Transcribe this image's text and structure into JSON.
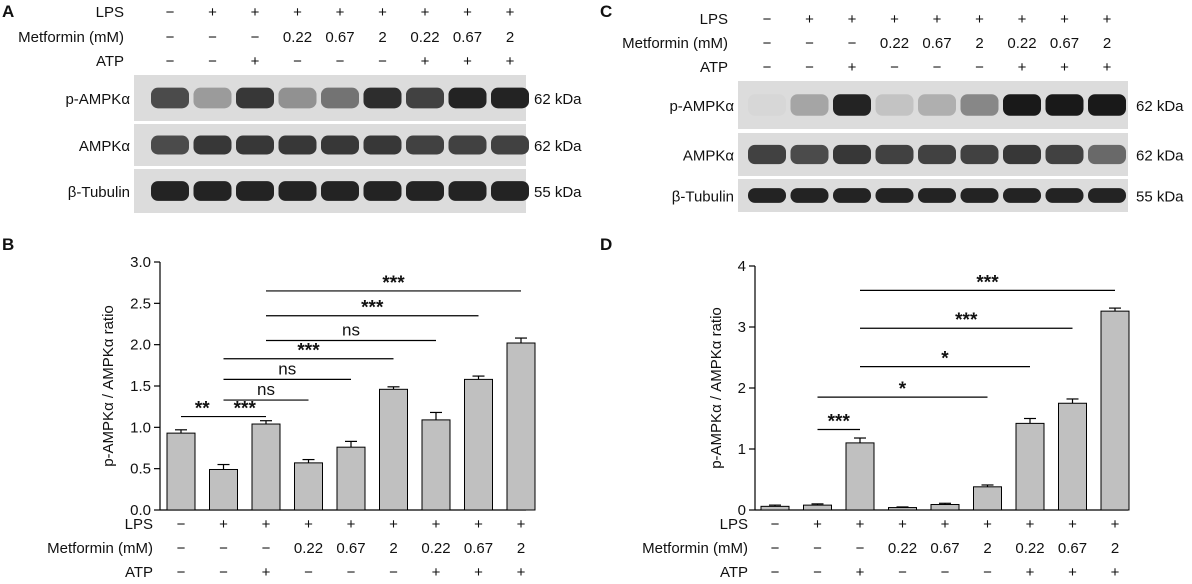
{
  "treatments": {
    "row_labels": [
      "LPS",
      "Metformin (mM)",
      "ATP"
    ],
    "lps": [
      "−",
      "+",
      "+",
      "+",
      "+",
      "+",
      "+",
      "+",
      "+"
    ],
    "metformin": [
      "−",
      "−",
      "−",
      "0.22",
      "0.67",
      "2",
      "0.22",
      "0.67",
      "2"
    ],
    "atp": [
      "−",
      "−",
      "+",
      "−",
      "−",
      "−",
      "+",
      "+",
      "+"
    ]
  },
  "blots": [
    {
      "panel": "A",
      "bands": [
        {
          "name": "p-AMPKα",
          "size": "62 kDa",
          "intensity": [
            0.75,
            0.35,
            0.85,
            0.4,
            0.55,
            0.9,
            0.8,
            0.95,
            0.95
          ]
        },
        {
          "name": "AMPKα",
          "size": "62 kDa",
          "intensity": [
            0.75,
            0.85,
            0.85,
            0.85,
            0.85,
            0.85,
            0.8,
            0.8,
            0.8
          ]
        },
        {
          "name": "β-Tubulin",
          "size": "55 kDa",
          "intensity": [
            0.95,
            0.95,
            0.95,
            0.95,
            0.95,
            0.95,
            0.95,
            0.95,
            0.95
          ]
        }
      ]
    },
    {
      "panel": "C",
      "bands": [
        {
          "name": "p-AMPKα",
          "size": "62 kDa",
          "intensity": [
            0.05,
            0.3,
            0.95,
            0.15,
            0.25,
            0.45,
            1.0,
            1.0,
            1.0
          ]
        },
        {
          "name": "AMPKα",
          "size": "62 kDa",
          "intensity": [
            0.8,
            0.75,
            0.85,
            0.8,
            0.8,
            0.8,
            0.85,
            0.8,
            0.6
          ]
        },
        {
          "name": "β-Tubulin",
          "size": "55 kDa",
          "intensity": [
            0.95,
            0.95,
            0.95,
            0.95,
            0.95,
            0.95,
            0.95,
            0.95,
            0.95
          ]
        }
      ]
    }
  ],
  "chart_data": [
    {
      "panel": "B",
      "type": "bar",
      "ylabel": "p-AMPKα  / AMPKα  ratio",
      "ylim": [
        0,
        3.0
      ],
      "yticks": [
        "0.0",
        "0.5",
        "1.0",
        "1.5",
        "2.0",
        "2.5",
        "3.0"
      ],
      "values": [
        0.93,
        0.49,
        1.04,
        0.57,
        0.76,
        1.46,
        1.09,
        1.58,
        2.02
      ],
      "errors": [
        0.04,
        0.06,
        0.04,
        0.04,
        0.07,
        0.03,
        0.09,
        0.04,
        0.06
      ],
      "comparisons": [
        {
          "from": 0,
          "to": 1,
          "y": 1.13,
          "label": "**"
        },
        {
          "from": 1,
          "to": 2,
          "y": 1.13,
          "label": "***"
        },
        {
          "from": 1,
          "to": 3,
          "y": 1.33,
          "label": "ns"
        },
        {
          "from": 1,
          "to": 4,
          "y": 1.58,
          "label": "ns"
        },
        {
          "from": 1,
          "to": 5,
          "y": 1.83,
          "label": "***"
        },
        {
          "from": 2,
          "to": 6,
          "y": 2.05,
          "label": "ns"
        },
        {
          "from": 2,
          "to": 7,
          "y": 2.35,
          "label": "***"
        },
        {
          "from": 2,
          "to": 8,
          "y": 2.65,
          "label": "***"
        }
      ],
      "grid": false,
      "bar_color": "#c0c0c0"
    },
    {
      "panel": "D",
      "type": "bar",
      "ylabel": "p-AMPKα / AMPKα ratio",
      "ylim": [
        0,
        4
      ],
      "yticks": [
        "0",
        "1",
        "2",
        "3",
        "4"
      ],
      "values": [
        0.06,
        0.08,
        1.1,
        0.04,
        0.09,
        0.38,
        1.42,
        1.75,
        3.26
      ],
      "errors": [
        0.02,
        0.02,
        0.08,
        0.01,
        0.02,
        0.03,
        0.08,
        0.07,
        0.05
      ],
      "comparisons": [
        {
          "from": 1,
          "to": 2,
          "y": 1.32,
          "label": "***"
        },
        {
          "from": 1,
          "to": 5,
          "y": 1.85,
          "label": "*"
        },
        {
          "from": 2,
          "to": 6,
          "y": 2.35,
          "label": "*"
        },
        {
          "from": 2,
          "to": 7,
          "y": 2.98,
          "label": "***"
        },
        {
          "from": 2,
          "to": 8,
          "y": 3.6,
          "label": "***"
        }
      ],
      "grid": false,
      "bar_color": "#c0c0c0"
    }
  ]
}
-=-=-=-=-
Transcribe every line from the records above without alteration, and leave out the images.

Transcribe this image's text and structure into JSON.
{
  "treatments": {
    "row_labels": [
      "LPS",
      "Metformin (mM)",
      "ATP"
    ],
    "lps": [
      "−",
      "+",
      "+",
      "+",
      "+",
      "+",
      "+",
      "+",
      "+"
    ],
    "metformin": [
      "−",
      "−",
      "−",
      "0.22",
      "0.67",
      "2",
      "0.22",
      "0.67",
      "2"
    ],
    "atp": [
      "−",
      "−",
      "+",
      "−",
      "−",
      "−",
      "+",
      "+",
      "+"
    ]
  },
  "blots": [
    {
      "panel": "A",
      "bands": [
        {
          "name": "p-AMPKα",
          "size": "62 kDa",
          "intensity": [
            0.75,
            0.35,
            0.85,
            0.4,
            0.55,
            0.9,
            0.8,
            0.95,
            0.95
          ]
        },
        {
          "name": "AMPKα",
          "size": "62 kDa",
          "intensity": [
            0.75,
            0.85,
            0.85,
            0.85,
            0.85,
            0.85,
            0.8,
            0.8,
            0.8
          ]
        },
        {
          "name": "β-Tubulin",
          "size": "55 kDa",
          "intensity": [
            0.95,
            0.95,
            0.95,
            0.95,
            0.95,
            0.95,
            0.95,
            0.95,
            0.95
          ]
        }
      ]
    },
    {
      "panel": "C",
      "bands": [
        {
          "name": "p-AMPKα",
          "size": "62 kDa",
          "intensity": [
            0.05,
            0.3,
            0.95,
            0.15,
            0.25,
            0.45,
            1.0,
            1.0,
            1.0
          ]
        },
        {
          "name": "AMPKα",
          "size": "62 kDa",
          "intensity": [
            0.8,
            0.75,
            0.85,
            0.8,
            0.8,
            0.8,
            0.85,
            0.8,
            0.6
          ]
        },
        {
          "name": "β-Tubulin",
          "size": "55 kDa",
          "intensity": [
            0.95,
            0.95,
            0.95,
            0.95,
            0.95,
            0.95,
            0.95,
            0.95,
            0.95
          ]
        }
      ]
    }
  ],
  "chart_data": [
    {
      "panel": "B",
      "type": "bar",
      "ylabel": "p-AMPKα  / AMPKα  ratio",
      "ylim": [
        0,
        3.0
      ],
      "yticks": [
        "0.0",
        "0.5",
        "1.0",
        "1.5",
        "2.0",
        "2.5",
        "3.0"
      ],
      "values": [
        0.93,
        0.49,
        1.04,
        0.57,
        0.76,
        1.46,
        1.09,
        1.58,
        2.02
      ],
      "errors": [
        0.04,
        0.06,
        0.04,
        0.04,
        0.07,
        0.03,
        0.09,
        0.04,
        0.06
      ],
      "comparisons": [
        {
          "from": 0,
          "to": 1,
          "y": 1.13,
          "label": "**"
        },
        {
          "from": 1,
          "to": 2,
          "y": 1.13,
          "label": "***"
        },
        {
          "from": 1,
          "to": 3,
          "y": 1.33,
          "label": "ns"
        },
        {
          "from": 1,
          "to": 4,
          "y": 1.58,
          "label": "ns"
        },
        {
          "from": 1,
          "to": 5,
          "y": 1.83,
          "label": "***"
        },
        {
          "from": 2,
          "to": 6,
          "y": 2.05,
          "label": "ns"
        },
        {
          "from": 2,
          "to": 7,
          "y": 2.35,
          "label": "***"
        },
        {
          "from": 2,
          "to": 8,
          "y": 2.65,
          "label": "***"
        }
      ],
      "grid": false,
      "bar_color": "#c0c0c0"
    },
    {
      "panel": "D",
      "type": "bar",
      "ylabel": "p-AMPKα / AMPKα ratio",
      "ylim": [
        0,
        4
      ],
      "yticks": [
        "0",
        "1",
        "2",
        "3",
        "4"
      ],
      "values": [
        0.06,
        0.08,
        1.1,
        0.04,
        0.09,
        0.38,
        1.42,
        1.75,
        3.26
      ],
      "errors": [
        0.02,
        0.02,
        0.08,
        0.01,
        0.02,
        0.03,
        0.08,
        0.07,
        0.05
      ],
      "comparisons": [
        {
          "from": 1,
          "to": 2,
          "y": 1.32,
          "label": "***"
        },
        {
          "from": 1,
          "to": 5,
          "y": 1.85,
          "label": "*"
        },
        {
          "from": 2,
          "to": 6,
          "y": 2.35,
          "label": "*"
        },
        {
          "from": 2,
          "to": 7,
          "y": 2.98,
          "label": "***"
        },
        {
          "from": 2,
          "to": 8,
          "y": 3.6,
          "label": "***"
        }
      ],
      "grid": false,
      "bar_color": "#c0c0c0"
    }
  ]
}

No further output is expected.